━━━ THE INPUT ━━━

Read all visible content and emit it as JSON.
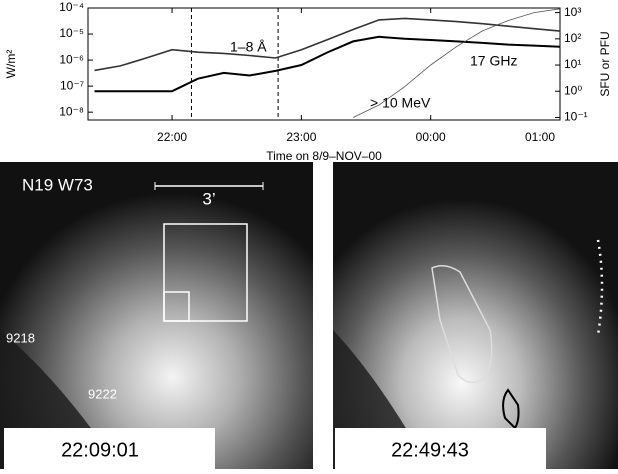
{
  "chart_data": {
    "type": "line",
    "xlabel": "Time on 8/9–NOV–00",
    "ylabel": "W/m²",
    "y2label": "SFU or PFU",
    "log_y": true,
    "log_y2": true,
    "x": [
      21.4,
      21.6,
      21.8,
      22.0,
      22.2,
      22.4,
      22.6,
      22.8,
      23.0,
      23.2,
      23.4,
      23.6,
      23.8,
      24.0,
      24.2,
      24.4,
      24.6,
      24.8,
      25.0
    ],
    "xlim": [
      21.35,
      25.0
    ],
    "xticks": [
      {
        "value": 22,
        "label": "22:00"
      },
      {
        "value": 23,
        "label": "23:00"
      },
      {
        "value": 24,
        "label": "00:00"
      },
      {
        "value": 25,
        "label": "01:00"
      }
    ],
    "ylim": [
      5e-09,
      0.0001
    ],
    "yticks": [
      {
        "value": 1e-08,
        "label": "10⁻⁸"
      },
      {
        "value": 1e-07,
        "label": "10⁻⁷"
      },
      {
        "value": 1e-06,
        "label": "10⁻⁶"
      },
      {
        "value": 1e-05,
        "label": "10⁻⁵"
      },
      {
        "value": 0.0001,
        "label": "10⁻⁴"
      }
    ],
    "y2lim": [
      0.08,
      1500
    ],
    "y2ticks": [
      {
        "value": 0.1,
        "label": "10⁻¹"
      },
      {
        "value": 1,
        "label": "10⁰"
      },
      {
        "value": 10,
        "label": "10¹"
      },
      {
        "value": 100,
        "label": "10²"
      },
      {
        "value": 1000,
        "label": "10³"
      }
    ],
    "vlines": [
      22.15,
      22.82
    ],
    "series": [
      {
        "name": "1–8 Å",
        "color": "#333333",
        "axis": "y",
        "values": [
          4e-07,
          6e-07,
          1.2e-06,
          2.5e-06,
          2e-06,
          1.8e-06,
          1.5e-06,
          1.2e-06,
          2.5e-06,
          6e-06,
          1.5e-05,
          3.5e-05,
          4e-05,
          3.5e-05,
          3e-05,
          2.5e-05,
          2e-05,
          1.6e-05,
          1.3e-05
        ]
      },
      {
        "name": "17 GHz",
        "color": "#000000",
        "axis": "y2",
        "values": [
          1,
          1,
          1,
          1,
          3,
          5,
          4,
          6,
          10,
          30,
          80,
          120,
          100,
          90,
          80,
          70,
          60,
          55,
          50
        ]
      },
      {
        "name": "> 10 MeV",
        "color": "#555555",
        "axis": "y2",
        "values": [
          null,
          null,
          null,
          null,
          null,
          null,
          null,
          null,
          null,
          null,
          0.1,
          0.3,
          1.5,
          10,
          50,
          200,
          500,
          1000,
          1400
        ]
      }
    ]
  },
  "panels": [
    {
      "location": "N19 W73",
      "scale": "3’",
      "regions": [
        "9218",
        "9222"
      ],
      "time": "22:09:01"
    },
    {
      "time": "22:49:43"
    }
  ]
}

━━━

YOUR GOAL:
Give back each entry exactly as it appears, with no pictures.

ANSWER TO THIS TASK:
Read all visible content and emit it as JSON.
{
  "chart_data": {
    "type": "line",
    "xlabel": "Time on 8/9–NOV–00",
    "ylabel": "W/m²",
    "y2label": "SFU or PFU",
    "log_y": true,
    "log_y2": true,
    "x": [
      21.4,
      21.6,
      21.8,
      22.0,
      22.2,
      22.4,
      22.6,
      22.8,
      23.0,
      23.2,
      23.4,
      23.6,
      23.8,
      24.0,
      24.2,
      24.4,
      24.6,
      24.8,
      25.0
    ],
    "xlim": [
      21.35,
      25.0
    ],
    "xticks": [
      {
        "value": 22,
        "label": "22:00"
      },
      {
        "value": 23,
        "label": "23:00"
      },
      {
        "value": 24,
        "label": "00:00"
      },
      {
        "value": 25,
        "label": "01:00"
      }
    ],
    "ylim": [
      5e-09,
      0.0001
    ],
    "yticks": [
      {
        "value": 1e-08,
        "label": "10⁻⁸"
      },
      {
        "value": 1e-07,
        "label": "10⁻⁷"
      },
      {
        "value": 1e-06,
        "label": "10⁻⁶"
      },
      {
        "value": 1e-05,
        "label": "10⁻⁵"
      },
      {
        "value": 0.0001,
        "label": "10⁻⁴"
      }
    ],
    "y2lim": [
      0.08,
      1500
    ],
    "y2ticks": [
      {
        "value": 0.1,
        "label": "10⁻¹"
      },
      {
        "value": 1,
        "label": "10⁰"
      },
      {
        "value": 10,
        "label": "10¹"
      },
      {
        "value": 100,
        "label": "10²"
      },
      {
        "value": 1000,
        "label": "10³"
      }
    ],
    "vlines": [
      22.15,
      22.82
    ],
    "series": [
      {
        "name": "1–8 Å",
        "color": "#333333",
        "axis": "y",
        "values": [
          4e-07,
          6e-07,
          1.2e-06,
          2.5e-06,
          2e-06,
          1.8e-06,
          1.5e-06,
          1.2e-06,
          2.5e-06,
          6e-06,
          1.5e-05,
          3.5e-05,
          4e-05,
          3.5e-05,
          3e-05,
          2.5e-05,
          2e-05,
          1.6e-05,
          1.3e-05
        ]
      },
      {
        "name": "17 GHz",
        "color": "#000000",
        "axis": "y2",
        "values": [
          1,
          1,
          1,
          1,
          3,
          5,
          4,
          6,
          10,
          30,
          80,
          120,
          100,
          90,
          80,
          70,
          60,
          55,
          50
        ]
      },
      {
        "name": "> 10 MeV",
        "color": "#555555",
        "axis": "y2",
        "values": [
          null,
          null,
          null,
          null,
          null,
          null,
          null,
          null,
          null,
          null,
          0.1,
          0.3,
          1.5,
          10,
          50,
          200,
          500,
          1000,
          1400
        ]
      }
    ]
  },
  "panels": [
    {
      "location": "N19 W73",
      "scale": "3’",
      "regions": [
        "9218",
        "9222"
      ],
      "time": "22:09:01"
    },
    {
      "time": "22:49:43"
    }
  ]
}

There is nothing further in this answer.